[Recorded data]
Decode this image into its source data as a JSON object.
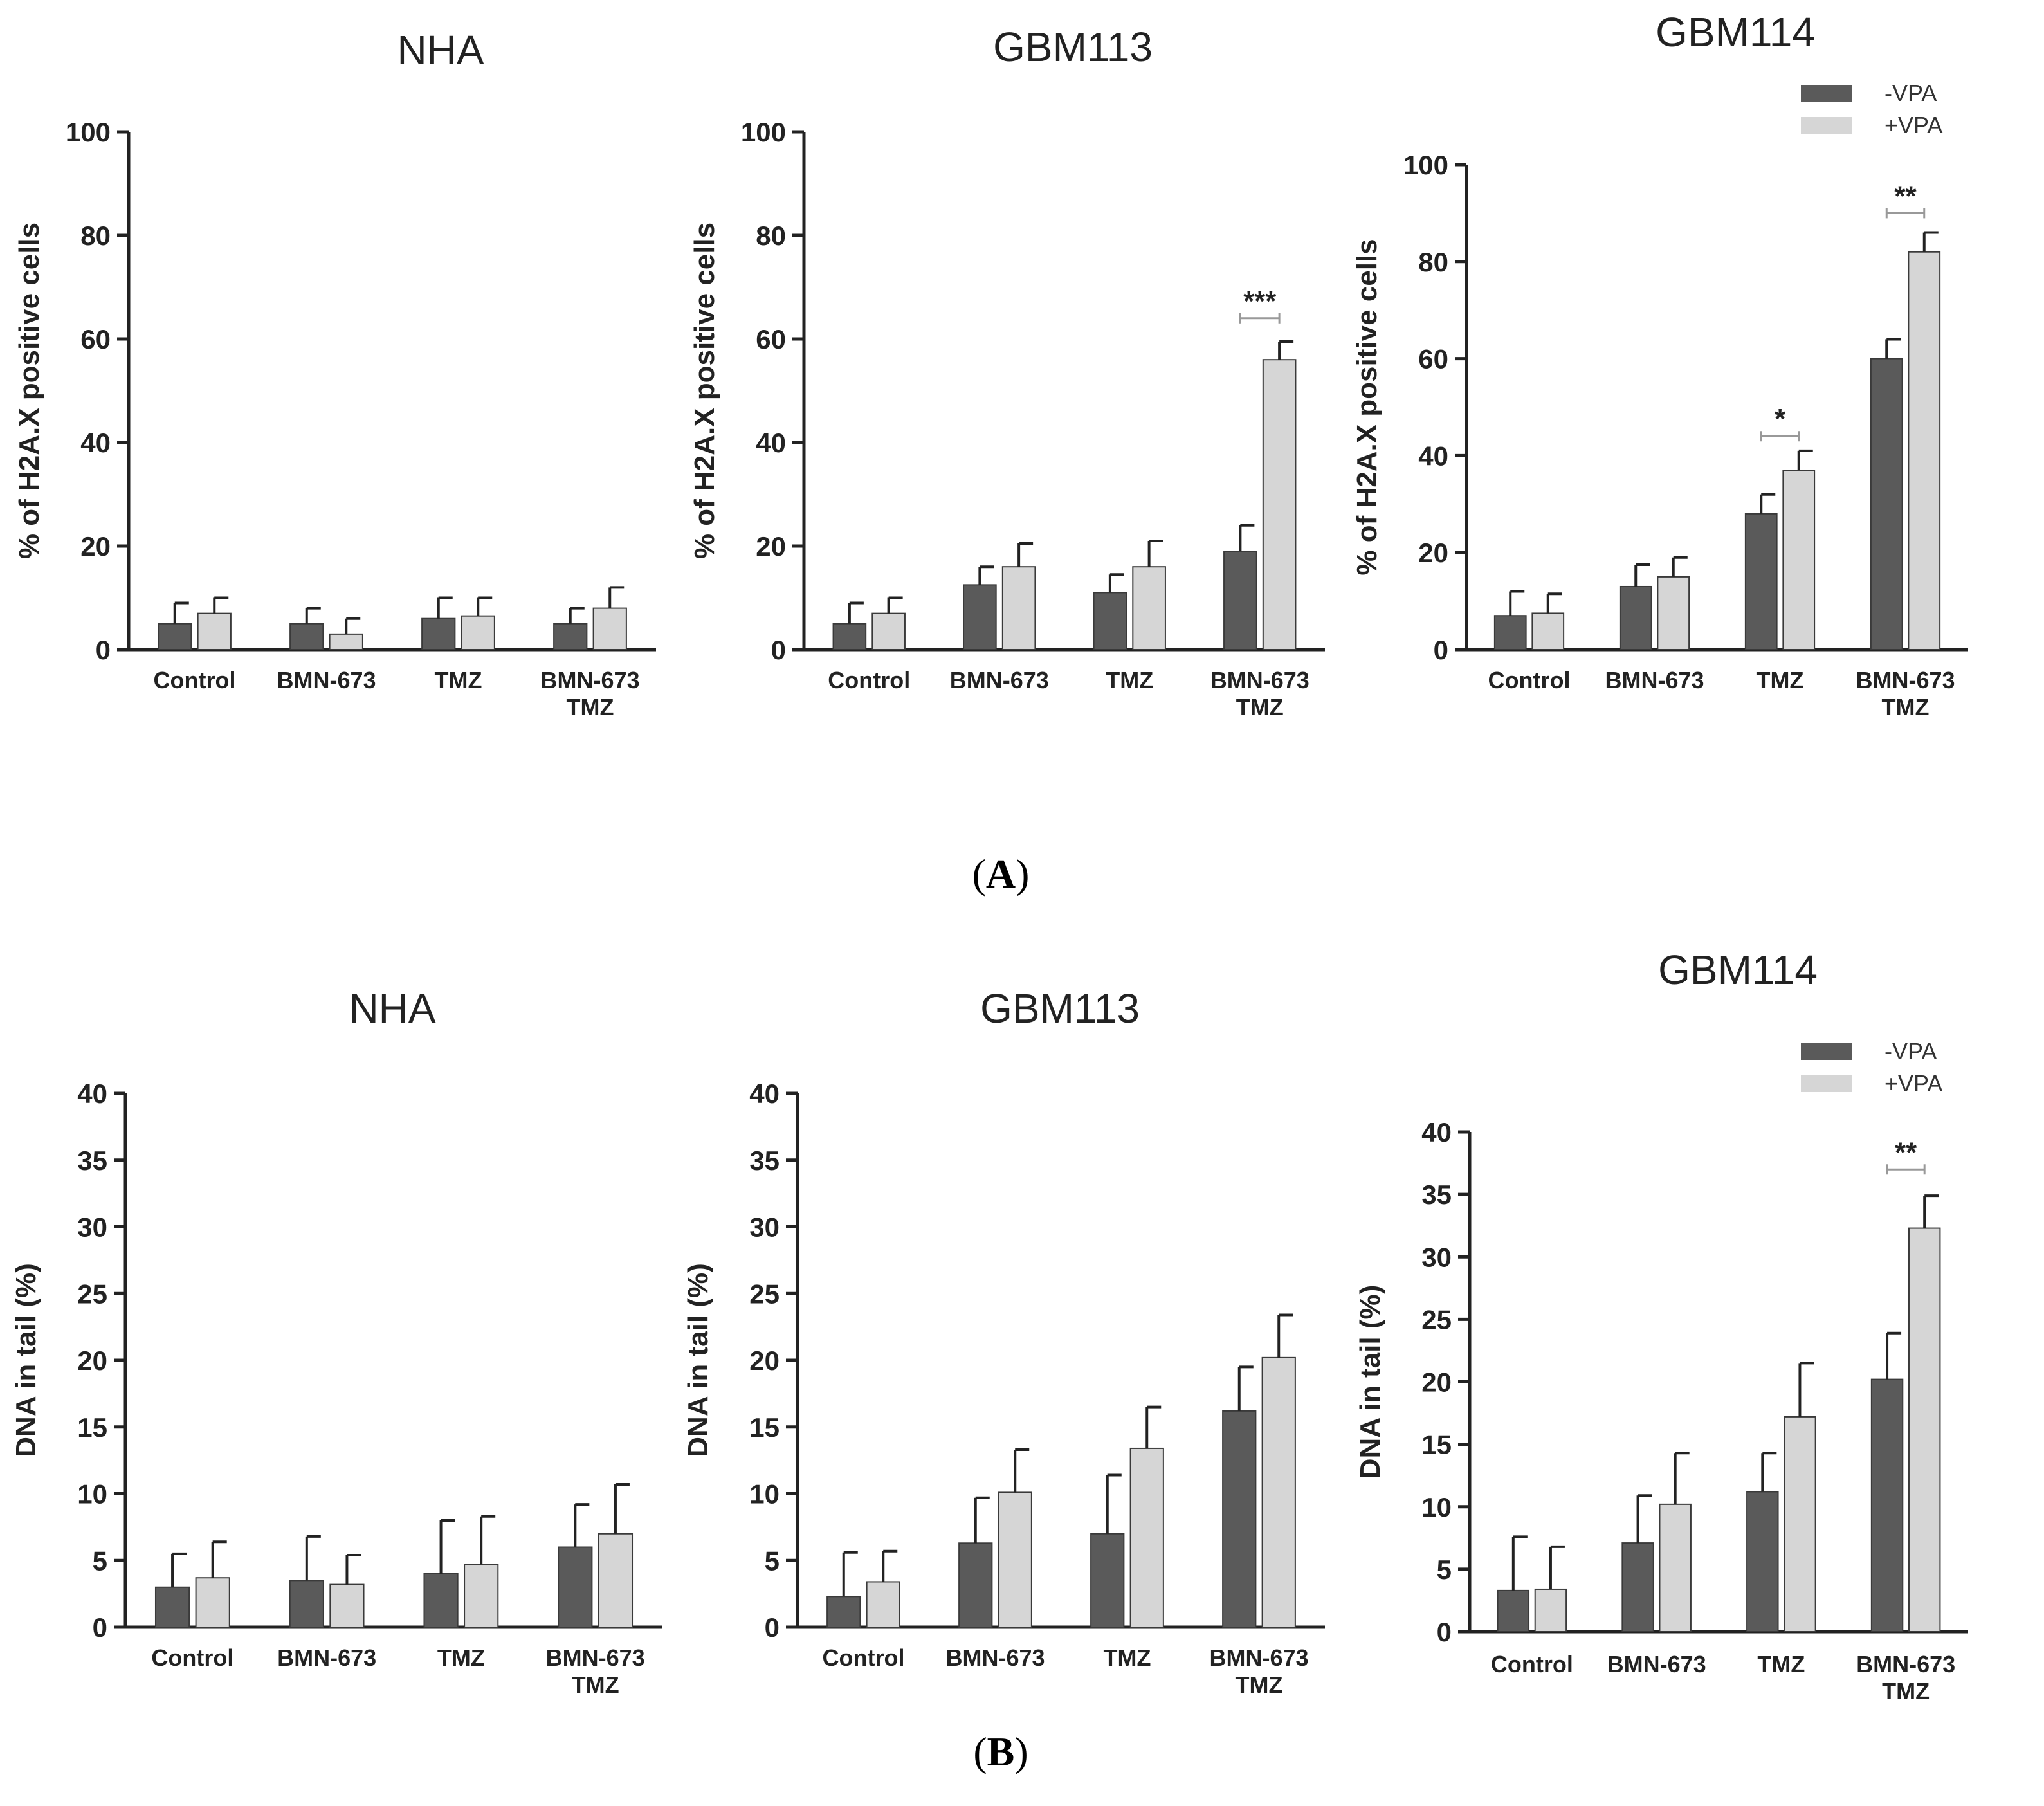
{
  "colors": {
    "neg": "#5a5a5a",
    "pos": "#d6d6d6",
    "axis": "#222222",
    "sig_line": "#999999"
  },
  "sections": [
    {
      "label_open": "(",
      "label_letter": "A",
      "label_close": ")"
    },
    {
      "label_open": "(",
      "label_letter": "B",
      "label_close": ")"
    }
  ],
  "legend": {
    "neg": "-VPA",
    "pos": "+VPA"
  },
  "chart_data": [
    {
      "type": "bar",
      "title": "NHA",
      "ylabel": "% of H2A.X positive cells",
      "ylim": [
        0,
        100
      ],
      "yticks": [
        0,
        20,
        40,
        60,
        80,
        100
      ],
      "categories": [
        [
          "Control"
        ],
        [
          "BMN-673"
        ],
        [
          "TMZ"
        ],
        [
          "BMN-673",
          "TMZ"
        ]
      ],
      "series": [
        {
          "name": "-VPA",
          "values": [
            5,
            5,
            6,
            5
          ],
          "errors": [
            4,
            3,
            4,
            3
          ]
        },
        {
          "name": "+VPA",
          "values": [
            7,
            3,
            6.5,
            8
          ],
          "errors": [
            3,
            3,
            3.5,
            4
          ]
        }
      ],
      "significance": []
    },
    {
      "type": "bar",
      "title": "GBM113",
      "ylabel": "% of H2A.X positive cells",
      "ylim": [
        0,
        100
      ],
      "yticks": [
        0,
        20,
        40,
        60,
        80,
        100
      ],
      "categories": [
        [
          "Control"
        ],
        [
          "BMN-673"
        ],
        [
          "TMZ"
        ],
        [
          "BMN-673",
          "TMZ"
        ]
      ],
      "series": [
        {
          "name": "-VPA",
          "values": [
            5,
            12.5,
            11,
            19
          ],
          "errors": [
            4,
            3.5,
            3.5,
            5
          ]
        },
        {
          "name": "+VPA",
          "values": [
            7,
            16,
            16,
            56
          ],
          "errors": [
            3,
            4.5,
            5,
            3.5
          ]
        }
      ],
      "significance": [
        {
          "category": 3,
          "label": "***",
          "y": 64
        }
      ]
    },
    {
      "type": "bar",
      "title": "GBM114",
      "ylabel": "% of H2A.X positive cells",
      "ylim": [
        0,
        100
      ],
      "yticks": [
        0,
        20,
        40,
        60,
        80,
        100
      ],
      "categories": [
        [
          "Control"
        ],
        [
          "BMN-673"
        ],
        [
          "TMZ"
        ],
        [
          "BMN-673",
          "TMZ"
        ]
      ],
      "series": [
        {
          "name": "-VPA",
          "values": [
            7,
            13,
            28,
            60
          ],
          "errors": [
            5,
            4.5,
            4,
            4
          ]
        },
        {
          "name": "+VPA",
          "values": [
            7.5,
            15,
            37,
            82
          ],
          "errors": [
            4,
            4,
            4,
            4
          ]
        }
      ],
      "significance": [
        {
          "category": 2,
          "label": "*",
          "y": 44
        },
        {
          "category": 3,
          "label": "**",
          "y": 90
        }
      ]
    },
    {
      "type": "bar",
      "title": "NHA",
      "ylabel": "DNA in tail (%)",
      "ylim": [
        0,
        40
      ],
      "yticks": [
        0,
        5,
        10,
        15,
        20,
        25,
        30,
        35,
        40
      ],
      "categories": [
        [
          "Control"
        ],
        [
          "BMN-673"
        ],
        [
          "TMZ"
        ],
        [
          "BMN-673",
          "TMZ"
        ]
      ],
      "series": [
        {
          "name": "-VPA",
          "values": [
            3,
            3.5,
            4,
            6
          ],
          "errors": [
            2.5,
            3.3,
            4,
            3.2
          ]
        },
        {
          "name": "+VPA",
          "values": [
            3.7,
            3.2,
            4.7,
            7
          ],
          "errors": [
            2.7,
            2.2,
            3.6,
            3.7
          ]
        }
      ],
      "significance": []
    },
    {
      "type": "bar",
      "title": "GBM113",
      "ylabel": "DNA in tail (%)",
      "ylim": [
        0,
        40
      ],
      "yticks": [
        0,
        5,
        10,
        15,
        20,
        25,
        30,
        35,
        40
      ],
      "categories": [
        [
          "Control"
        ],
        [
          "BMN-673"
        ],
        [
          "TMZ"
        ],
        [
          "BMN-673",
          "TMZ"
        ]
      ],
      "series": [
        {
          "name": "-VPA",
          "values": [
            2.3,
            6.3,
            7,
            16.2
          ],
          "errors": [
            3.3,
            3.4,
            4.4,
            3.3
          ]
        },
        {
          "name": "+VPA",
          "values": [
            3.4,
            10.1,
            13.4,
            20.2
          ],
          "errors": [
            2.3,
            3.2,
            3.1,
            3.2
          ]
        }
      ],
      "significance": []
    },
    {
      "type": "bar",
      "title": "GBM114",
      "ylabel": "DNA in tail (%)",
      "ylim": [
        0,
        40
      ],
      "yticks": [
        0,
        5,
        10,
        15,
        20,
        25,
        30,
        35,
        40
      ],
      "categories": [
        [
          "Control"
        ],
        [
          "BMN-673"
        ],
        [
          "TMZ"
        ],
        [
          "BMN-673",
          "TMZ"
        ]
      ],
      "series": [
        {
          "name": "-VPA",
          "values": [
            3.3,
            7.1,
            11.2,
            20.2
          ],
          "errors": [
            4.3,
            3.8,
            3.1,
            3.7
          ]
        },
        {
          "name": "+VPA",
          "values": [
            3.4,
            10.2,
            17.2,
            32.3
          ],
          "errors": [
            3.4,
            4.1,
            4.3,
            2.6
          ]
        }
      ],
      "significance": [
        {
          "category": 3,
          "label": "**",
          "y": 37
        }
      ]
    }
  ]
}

* * *

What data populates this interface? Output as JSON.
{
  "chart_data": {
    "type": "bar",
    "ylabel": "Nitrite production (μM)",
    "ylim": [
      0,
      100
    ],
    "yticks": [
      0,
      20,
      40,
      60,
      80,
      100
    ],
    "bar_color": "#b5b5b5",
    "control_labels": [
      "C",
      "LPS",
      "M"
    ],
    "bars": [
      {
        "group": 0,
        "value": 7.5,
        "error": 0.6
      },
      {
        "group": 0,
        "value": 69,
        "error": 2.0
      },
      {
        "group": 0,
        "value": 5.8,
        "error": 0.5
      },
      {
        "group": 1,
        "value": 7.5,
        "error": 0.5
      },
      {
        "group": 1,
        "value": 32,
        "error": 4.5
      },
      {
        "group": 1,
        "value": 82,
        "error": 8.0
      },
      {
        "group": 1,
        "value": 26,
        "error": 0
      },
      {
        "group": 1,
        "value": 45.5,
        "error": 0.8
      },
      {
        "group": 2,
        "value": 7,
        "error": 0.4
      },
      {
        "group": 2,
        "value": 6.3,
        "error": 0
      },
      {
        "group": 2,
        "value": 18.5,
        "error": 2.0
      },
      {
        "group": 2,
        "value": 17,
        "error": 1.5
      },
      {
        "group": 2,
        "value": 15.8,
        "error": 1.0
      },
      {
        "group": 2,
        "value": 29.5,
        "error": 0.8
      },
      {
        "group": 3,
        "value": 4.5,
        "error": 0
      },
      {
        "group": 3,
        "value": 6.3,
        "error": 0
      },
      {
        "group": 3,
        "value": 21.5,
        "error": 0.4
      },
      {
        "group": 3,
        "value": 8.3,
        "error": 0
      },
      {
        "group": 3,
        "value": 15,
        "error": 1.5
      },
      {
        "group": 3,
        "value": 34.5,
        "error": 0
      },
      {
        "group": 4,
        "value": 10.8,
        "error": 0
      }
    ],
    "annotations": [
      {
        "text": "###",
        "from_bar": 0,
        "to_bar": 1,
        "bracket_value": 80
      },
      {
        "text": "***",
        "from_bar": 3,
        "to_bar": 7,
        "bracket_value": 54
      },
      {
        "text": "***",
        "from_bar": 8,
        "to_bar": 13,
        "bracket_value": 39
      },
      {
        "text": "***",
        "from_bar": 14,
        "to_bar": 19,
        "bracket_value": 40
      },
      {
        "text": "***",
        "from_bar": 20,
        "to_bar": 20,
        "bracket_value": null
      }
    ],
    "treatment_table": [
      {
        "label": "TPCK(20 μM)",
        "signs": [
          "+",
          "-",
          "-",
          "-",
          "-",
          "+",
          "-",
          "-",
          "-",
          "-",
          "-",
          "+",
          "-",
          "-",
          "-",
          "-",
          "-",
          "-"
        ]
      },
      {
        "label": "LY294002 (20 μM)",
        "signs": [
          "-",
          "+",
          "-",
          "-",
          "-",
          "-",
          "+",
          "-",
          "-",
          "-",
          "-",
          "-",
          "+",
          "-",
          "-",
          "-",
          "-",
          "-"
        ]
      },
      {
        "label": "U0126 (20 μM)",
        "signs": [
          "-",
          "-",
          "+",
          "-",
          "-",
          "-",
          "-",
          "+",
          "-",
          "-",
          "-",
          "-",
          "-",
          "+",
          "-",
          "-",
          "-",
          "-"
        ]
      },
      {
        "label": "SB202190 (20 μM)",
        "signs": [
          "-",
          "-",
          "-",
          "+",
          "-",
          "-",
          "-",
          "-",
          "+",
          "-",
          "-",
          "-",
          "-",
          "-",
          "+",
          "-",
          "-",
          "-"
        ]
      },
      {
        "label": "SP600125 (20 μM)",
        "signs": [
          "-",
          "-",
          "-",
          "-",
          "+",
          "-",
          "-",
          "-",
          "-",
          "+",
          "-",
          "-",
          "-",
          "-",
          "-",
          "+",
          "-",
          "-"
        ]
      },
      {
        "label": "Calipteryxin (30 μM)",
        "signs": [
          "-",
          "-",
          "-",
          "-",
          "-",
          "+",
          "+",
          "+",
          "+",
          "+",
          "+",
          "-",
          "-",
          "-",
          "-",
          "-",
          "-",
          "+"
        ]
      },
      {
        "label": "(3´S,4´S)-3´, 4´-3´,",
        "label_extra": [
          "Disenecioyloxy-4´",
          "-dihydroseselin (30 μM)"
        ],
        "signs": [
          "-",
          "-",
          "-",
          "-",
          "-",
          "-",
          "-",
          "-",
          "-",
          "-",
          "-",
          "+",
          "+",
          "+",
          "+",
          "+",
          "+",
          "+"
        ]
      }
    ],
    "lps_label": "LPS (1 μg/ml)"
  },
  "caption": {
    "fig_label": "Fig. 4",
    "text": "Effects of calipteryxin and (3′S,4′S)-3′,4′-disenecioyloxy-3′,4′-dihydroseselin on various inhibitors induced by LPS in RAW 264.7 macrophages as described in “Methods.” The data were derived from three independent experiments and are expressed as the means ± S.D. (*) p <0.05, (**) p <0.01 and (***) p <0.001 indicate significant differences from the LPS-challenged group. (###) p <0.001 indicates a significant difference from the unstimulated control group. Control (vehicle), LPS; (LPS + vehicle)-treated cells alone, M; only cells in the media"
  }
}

* [WHAT YOU SHOULD DO]: In the records above, some lines may contain the word "this"; copy every one of them.

* [ANSWER FOR THE TASK]:
Decode this image into its source data as a JSON object.
What data populates this interface? Output as JSON.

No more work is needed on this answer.